**WHAT TO WORK ON**
List each line of the data that holds the word "Factorial".

**GIVEN DATA**
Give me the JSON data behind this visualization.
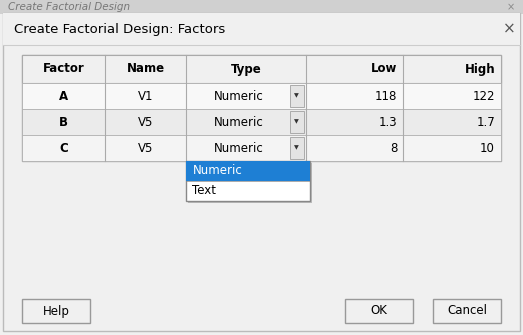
{
  "title_bar_text": "Create Factorial Design: Factors",
  "top_strip_text": "Create Factorial Design",
  "bg_dialog": "#f0f0f0",
  "bg_top_strip": "#d0d0d0",
  "table_headers": [
    "Factor",
    "Name",
    "Type",
    "Low",
    "High"
  ],
  "rows": [
    {
      "factor": "A",
      "name": "V1",
      "type": "Numeric",
      "low": "118",
      "high": "122"
    },
    {
      "factor": "B",
      "name": "V5",
      "type": "Numeric",
      "low": "1.3",
      "high": "1.7"
    },
    {
      "factor": "C",
      "name": "V5",
      "type": "Numeric",
      "low": "8",
      "high": "10"
    }
  ],
  "dropdown_items": [
    "Numeric",
    "Text"
  ],
  "dropdown_selected_bg": "#1e7fd4",
  "dropdown_selected_fg": "#ffffff",
  "dropdown_bg": "#ffffff",
  "dropdown_border": "#888888",
  "button_bg": "#f0f0f0",
  "button_border": "#999999",
  "table_border": "#aaaaaa",
  "table_header_bg": "#f0f0f0",
  "row_bg_odd": "#f8f8f8",
  "row_bg_even": "#ebebeb",
  "cell_text_color": "#000000",
  "close_x_color": "#555555",
  "title_font_size": 9.5,
  "cell_font_size": 8.5,
  "button_font_size": 8.5,
  "strip_font_size": 7.5,
  "fig_w": 5.23,
  "fig_h": 3.35,
  "dpi": 100
}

**RESPONSE TO THIS TASK**
  "title_bar_text": "Create Factorial Design: Factors",
  "top_strip_text": "Create Factorial Design",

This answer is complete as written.